### Entries shown
- - - - - - -

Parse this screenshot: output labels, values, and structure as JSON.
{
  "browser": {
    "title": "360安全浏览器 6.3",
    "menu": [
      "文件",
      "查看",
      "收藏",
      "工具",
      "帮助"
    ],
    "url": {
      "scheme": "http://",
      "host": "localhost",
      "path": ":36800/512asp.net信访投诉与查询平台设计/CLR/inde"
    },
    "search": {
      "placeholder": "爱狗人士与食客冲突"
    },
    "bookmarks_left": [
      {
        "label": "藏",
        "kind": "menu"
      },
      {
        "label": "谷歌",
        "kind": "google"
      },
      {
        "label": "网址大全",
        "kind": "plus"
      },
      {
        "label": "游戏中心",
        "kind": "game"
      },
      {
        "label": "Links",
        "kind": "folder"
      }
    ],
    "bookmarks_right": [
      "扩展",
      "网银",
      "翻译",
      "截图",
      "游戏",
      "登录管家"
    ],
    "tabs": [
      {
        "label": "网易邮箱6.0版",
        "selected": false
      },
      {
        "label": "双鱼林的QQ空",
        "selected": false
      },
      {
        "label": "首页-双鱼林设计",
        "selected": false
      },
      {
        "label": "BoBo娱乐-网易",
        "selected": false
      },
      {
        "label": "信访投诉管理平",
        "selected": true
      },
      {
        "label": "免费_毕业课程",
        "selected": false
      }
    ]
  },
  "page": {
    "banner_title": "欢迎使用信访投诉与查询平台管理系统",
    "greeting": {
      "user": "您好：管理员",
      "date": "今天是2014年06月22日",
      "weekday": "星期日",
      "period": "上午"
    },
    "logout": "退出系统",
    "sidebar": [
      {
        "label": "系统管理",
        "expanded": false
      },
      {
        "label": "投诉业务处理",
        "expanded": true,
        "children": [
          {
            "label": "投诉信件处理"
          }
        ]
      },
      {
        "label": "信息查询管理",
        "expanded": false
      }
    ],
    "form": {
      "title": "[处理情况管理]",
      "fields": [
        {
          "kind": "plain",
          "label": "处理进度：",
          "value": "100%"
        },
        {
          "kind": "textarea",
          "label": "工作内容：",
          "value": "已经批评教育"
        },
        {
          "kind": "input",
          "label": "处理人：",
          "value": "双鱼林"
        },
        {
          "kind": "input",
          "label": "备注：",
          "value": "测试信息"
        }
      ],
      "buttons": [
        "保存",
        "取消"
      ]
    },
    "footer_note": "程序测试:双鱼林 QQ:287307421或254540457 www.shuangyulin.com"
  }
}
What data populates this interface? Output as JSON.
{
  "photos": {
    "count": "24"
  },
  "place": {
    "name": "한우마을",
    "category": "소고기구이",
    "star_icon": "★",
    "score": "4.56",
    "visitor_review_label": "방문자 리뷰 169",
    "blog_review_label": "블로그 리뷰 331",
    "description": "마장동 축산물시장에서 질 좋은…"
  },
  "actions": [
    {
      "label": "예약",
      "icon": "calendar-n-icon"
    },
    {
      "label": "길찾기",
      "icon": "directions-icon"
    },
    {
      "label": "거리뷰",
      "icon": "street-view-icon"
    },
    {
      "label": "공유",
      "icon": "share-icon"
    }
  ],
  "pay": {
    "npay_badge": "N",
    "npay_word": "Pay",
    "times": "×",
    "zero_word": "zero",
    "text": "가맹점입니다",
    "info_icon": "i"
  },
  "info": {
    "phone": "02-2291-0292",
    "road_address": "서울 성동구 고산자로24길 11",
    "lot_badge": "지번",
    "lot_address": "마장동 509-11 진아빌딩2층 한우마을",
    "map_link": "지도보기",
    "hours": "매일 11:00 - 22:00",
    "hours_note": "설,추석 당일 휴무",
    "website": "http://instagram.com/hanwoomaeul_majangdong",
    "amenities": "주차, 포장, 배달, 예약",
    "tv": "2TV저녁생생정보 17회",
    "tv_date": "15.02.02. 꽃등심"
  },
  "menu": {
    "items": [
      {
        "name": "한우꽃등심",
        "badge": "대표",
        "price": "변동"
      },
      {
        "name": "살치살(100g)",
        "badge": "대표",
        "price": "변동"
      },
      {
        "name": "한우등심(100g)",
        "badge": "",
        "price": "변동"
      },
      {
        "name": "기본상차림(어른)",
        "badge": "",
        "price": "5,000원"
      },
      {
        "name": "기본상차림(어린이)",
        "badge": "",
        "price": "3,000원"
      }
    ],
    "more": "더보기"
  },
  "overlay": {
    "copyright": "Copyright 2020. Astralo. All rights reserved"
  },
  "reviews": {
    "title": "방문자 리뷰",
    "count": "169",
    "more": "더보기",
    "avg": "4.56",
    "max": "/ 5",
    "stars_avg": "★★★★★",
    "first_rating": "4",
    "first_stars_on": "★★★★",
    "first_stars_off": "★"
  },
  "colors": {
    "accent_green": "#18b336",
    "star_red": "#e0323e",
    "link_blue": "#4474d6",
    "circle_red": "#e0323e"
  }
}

- - - - - - -

### Written task
Write out the whole listing again, exactly as it stands.

### Output of the task
Parse this screenshot: output labels, values, and structure as JSON.
{
  "browser": {
    "title": "360安全浏览器 6.3",
    "menu": [
      "文件",
      "查看",
      "收藏",
      "工具",
      "帮助"
    ],
    "url": {
      "scheme": "http://",
      "host": "localhost",
      "path": ":36800/512asp.net信访投诉与查询平台设计/CLR/inde"
    },
    "search": {
      "placeholder": "爱狗人士与食客冲突"
    },
    "bookmarks_left": [
      {
        "label": "藏",
        "kind": "menu"
      },
      {
        "label": "谷歌",
        "kind": "google"
      },
      {
        "label": "网址大全",
        "kind": "plus"
      },
      {
        "label": "游戏中心",
        "kind": "game"
      },
      {
        "label": "Links",
        "kind": "folder"
      }
    ],
    "bookmarks_right": [
      "扩展",
      "网银",
      "翻译",
      "截图",
      "游戏",
      "登录管家"
    ],
    "tabs": [
      {
        "label": "网易邮箱6.0版",
        "selected": false
      },
      {
        "label": "双鱼林的QQ空",
        "selected": false
      },
      {
        "label": "首页-双鱼林设计",
        "selected": false
      },
      {
        "label": "BoBo娱乐-网易",
        "selected": false
      },
      {
        "label": "信访投诉管理平",
        "selected": true
      },
      {
        "label": "免费_毕业课程",
        "selected": false
      }
    ]
  },
  "page": {
    "banner_title": "欢迎使用信访投诉与查询平台管理系统",
    "greeting": {
      "user": "您好：管理员",
      "date": "今天是2014年06月22日",
      "weekday": "星期日",
      "period": "上午"
    },
    "logout": "退出系统",
    "sidebar": [
      {
        "label": "系统管理",
        "expanded": false
      },
      {
        "label": "投诉业务处理",
        "expanded": true,
        "children": [
          {
            "label": "投诉信件处理"
          }
        ]
      },
      {
        "label": "信息查询管理",
        "expanded": false
      }
    ],
    "form": {
      "title": "[处理情况管理]",
      "fields": [
        {
          "kind": "plain",
          "label": "处理进度：",
          "value": "100%"
        },
        {
          "kind": "textarea",
          "label": "工作内容：",
          "value": "已经批评教育"
        },
        {
          "kind": "input",
          "label": "处理人：",
          "value": "双鱼林"
        },
        {
          "kind": "input",
          "label": "备注：",
          "value": "测试信息"
        }
      ],
      "buttons": [
        "保存",
        "取消"
      ]
    },
    "footer_note": "程序测试:双鱼林 QQ:287307421或254540457 www.shuangyulin.com"
  }
}
What data populates this interface? Output as JSON.
{
  "photos": {
    "count": "24"
  },
  "place": {
    "name": "한우마을",
    "category": "소고기구이",
    "star_icon": "★",
    "score": "4.56",
    "visitor_review_label": "방문자 리뷰 169",
    "blog_review_label": "블로그 리뷰 331",
    "description": "마장동 축산물시장에서 질 좋은…"
  },
  "actions": [
    {
      "label": "예약",
      "icon": "calendar-n-icon"
    },
    {
      "label": "길찾기",
      "icon": "directions-icon"
    },
    {
      "label": "거리뷰",
      "icon": "street-view-icon"
    },
    {
      "label": "공유",
      "icon": "share-icon"
    }
  ],
  "pay": {
    "npay_badge": "N",
    "npay_word": "Pay",
    "times": "×",
    "zero_word": "zero",
    "text": "가맹점입니다",
    "info_icon": "i"
  },
  "info": {
    "phone": "02-2291-0292",
    "road_address": "서울 성동구 고산자로24길 11",
    "lot_badge": "지번",
    "lot_address": "마장동 509-11 진아빌딩2층 한우마을",
    "map_link": "지도보기",
    "hours": "매일 11:00 - 22:00",
    "hours_note": "설,추석 당일 휴무",
    "website": "http://instagram.com/hanwoomaeul_majangdong",
    "amenities": "주차, 포장, 배달, 예약",
    "tv": "2TV저녁생생정보 17회",
    "tv_date": "15.02.02. 꽃등심"
  },
  "menu": {
    "items": [
      {
        "name": "한우꽃등심",
        "badge": "대표",
        "price": "변동"
      },
      {
        "name": "살치살(100g)",
        "badge": "대표",
        "price": "변동"
      },
      {
        "name": "한우등심(100g)",
        "badge": "",
        "price": "변동"
      },
      {
        "name": "기본상차림(어른)",
        "badge": "",
        "price": "5,000원"
      },
      {
        "name": "기본상차림(어린이)",
        "badge": "",
        "price": "3,000원"
      }
    ],
    "more": "더보기"
  },
  "overlay": {
    "copyright": "Copyright 2020. Astralo. All rights reserved"
  },
  "reviews": {
    "title": "방문자 리뷰",
    "count": "169",
    "more": "더보기",
    "avg": "4.56",
    "max": "/ 5",
    "stars_avg": "★★★★★",
    "first_rating": "4",
    "first_stars_on": "★★★★",
    "first_stars_off": "★"
  },
  "colors": {
    "accent_green": "#18b336",
    "star_red": "#e0323e",
    "link_blue": "#4474d6",
    "circle_red": "#e0323e"
  }
}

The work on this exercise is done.